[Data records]
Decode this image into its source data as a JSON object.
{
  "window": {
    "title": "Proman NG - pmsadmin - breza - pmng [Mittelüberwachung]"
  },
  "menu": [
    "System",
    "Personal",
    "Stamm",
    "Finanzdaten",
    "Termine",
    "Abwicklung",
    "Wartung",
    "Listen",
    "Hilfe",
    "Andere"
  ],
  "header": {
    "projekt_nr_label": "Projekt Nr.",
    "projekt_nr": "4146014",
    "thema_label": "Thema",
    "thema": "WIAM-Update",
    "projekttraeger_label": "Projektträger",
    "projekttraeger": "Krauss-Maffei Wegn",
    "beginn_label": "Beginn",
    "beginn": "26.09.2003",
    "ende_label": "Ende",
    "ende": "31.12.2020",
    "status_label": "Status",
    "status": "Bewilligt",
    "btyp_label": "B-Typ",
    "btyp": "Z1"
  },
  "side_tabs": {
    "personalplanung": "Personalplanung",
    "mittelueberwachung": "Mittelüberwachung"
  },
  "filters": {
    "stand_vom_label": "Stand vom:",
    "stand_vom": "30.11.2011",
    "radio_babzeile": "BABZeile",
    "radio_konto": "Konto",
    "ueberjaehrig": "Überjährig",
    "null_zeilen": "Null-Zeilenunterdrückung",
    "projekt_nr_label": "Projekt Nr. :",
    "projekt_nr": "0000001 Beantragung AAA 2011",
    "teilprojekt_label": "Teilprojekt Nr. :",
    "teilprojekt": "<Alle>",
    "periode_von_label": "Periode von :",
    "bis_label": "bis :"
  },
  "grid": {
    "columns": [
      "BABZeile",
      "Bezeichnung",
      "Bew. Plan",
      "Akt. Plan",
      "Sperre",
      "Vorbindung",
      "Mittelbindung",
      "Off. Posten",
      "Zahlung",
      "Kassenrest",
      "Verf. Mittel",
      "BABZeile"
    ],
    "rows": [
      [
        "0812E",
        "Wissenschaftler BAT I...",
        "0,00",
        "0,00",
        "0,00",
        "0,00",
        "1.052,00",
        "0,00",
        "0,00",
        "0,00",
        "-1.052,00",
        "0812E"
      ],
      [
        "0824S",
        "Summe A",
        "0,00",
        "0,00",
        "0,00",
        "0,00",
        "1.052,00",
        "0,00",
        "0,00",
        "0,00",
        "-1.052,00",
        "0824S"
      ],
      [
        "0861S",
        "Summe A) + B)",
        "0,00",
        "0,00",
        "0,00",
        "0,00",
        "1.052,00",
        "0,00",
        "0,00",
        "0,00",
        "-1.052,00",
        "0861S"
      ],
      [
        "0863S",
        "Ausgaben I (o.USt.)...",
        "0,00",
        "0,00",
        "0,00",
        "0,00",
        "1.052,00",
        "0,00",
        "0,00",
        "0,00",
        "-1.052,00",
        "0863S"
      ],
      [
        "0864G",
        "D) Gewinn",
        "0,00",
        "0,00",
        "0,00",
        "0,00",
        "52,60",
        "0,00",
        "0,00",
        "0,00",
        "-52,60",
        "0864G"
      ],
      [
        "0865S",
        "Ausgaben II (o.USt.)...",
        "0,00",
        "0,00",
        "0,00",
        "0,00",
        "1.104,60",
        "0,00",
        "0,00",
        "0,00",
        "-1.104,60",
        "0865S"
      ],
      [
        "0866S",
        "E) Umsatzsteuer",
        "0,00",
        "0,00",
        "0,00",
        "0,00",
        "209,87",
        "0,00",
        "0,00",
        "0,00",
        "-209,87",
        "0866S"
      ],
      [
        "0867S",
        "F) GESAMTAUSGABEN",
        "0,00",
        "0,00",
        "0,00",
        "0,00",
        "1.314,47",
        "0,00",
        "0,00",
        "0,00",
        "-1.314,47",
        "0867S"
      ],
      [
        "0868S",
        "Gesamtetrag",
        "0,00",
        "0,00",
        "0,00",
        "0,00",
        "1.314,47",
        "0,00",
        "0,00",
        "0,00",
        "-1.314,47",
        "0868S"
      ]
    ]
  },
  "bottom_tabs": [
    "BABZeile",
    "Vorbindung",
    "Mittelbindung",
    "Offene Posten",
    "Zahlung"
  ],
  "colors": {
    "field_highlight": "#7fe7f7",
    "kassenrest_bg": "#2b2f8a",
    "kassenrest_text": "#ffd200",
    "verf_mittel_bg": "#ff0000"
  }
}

▶ [Aim of the task] Write out every entry again exactly, please, with nothing missing.

▶ [Exercise output]
Decode this image into its source data as a JSON object.
{
  "window": {
    "title": "Proman NG - pmsadmin - breza - pmng [Mittelüberwachung]"
  },
  "menu": [
    "System",
    "Personal",
    "Stamm",
    "Finanzdaten",
    "Termine",
    "Abwicklung",
    "Wartung",
    "Listen",
    "Hilfe",
    "Andere"
  ],
  "header": {
    "projekt_nr_label": "Projekt Nr.",
    "projekt_nr": "4146014",
    "thema_label": "Thema",
    "thema": "WIAM-Update",
    "projekttraeger_label": "Projektträger",
    "projekttraeger": "Krauss-Maffei Wegn",
    "beginn_label": "Beginn",
    "beginn": "26.09.2003",
    "ende_label": "Ende",
    "ende": "31.12.2020",
    "status_label": "Status",
    "status": "Bewilligt",
    "btyp_label": "B-Typ",
    "btyp": "Z1"
  },
  "side_tabs": {
    "personalplanung": "Personalplanung",
    "mittelueberwachung": "Mittelüberwachung"
  },
  "filters": {
    "stand_vom_label": "Stand vom:",
    "stand_vom": "30.11.2011",
    "radio_babzeile": "BABZeile",
    "radio_konto": "Konto",
    "ueberjaehrig": "Überjährig",
    "null_zeilen": "Null-Zeilenunterdrückung",
    "projekt_nr_label": "Projekt Nr. :",
    "projekt_nr": "0000001 Beantragung AAA 2011",
    "teilprojekt_label": "Teilprojekt Nr. :",
    "teilprojekt": "<Alle>",
    "periode_von_label": "Periode von :",
    "bis_label": "bis :"
  },
  "grid": {
    "columns": [
      "BABZeile",
      "Bezeichnung",
      "Bew. Plan",
      "Akt. Plan",
      "Sperre",
      "Vorbindung",
      "Mittelbindung",
      "Off. Posten",
      "Zahlung",
      "Kassenrest",
      "Verf. Mittel",
      "BABZeile"
    ],
    "rows": [
      [
        "0812E",
        "Wissenschaftler BAT I...",
        "0,00",
        "0,00",
        "0,00",
        "0,00",
        "1.052,00",
        "0,00",
        "0,00",
        "0,00",
        "-1.052,00",
        "0812E"
      ],
      [
        "0824S",
        "Summe A",
        "0,00",
        "0,00",
        "0,00",
        "0,00",
        "1.052,00",
        "0,00",
        "0,00",
        "0,00",
        "-1.052,00",
        "0824S"
      ],
      [
        "0861S",
        "Summe A) + B)",
        "0,00",
        "0,00",
        "0,00",
        "0,00",
        "1.052,00",
        "0,00",
        "0,00",
        "0,00",
        "-1.052,00",
        "0861S"
      ],
      [
        "0863S",
        "Ausgaben I (o.USt.)...",
        "0,00",
        "0,00",
        "0,00",
        "0,00",
        "1.052,00",
        "0,00",
        "0,00",
        "0,00",
        "-1.052,00",
        "0863S"
      ],
      [
        "0864G",
        "D) Gewinn",
        "0,00",
        "0,00",
        "0,00",
        "0,00",
        "52,60",
        "0,00",
        "0,00",
        "0,00",
        "-52,60",
        "0864G"
      ],
      [
        "0865S",
        "Ausgaben II (o.USt.)...",
        "0,00",
        "0,00",
        "0,00",
        "0,00",
        "1.104,60",
        "0,00",
        "0,00",
        "0,00",
        "-1.104,60",
        "0865S"
      ],
      [
        "0866S",
        "E) Umsatzsteuer",
        "0,00",
        "0,00",
        "0,00",
        "0,00",
        "209,87",
        "0,00",
        "0,00",
        "0,00",
        "-209,87",
        "0866S"
      ],
      [
        "0867S",
        "F) GESAMTAUSGABEN",
        "0,00",
        "0,00",
        "0,00",
        "0,00",
        "1.314,47",
        "0,00",
        "0,00",
        "0,00",
        "-1.314,47",
        "0867S"
      ],
      [
        "0868S",
        "Gesamtetrag",
        "0,00",
        "0,00",
        "0,00",
        "0,00",
        "1.314,47",
        "0,00",
        "0,00",
        "0,00",
        "-1.314,47",
        "0868S"
      ]
    ]
  },
  "bottom_tabs": [
    "BABZeile",
    "Vorbindung",
    "Mittelbindung",
    "Offene Posten",
    "Zahlung"
  ],
  "colors": {
    "field_highlight": "#7fe7f7",
    "kassenrest_bg": "#2b2f8a",
    "kassenrest_text": "#ffd200",
    "verf_mittel_bg": "#ff0000"
  }
}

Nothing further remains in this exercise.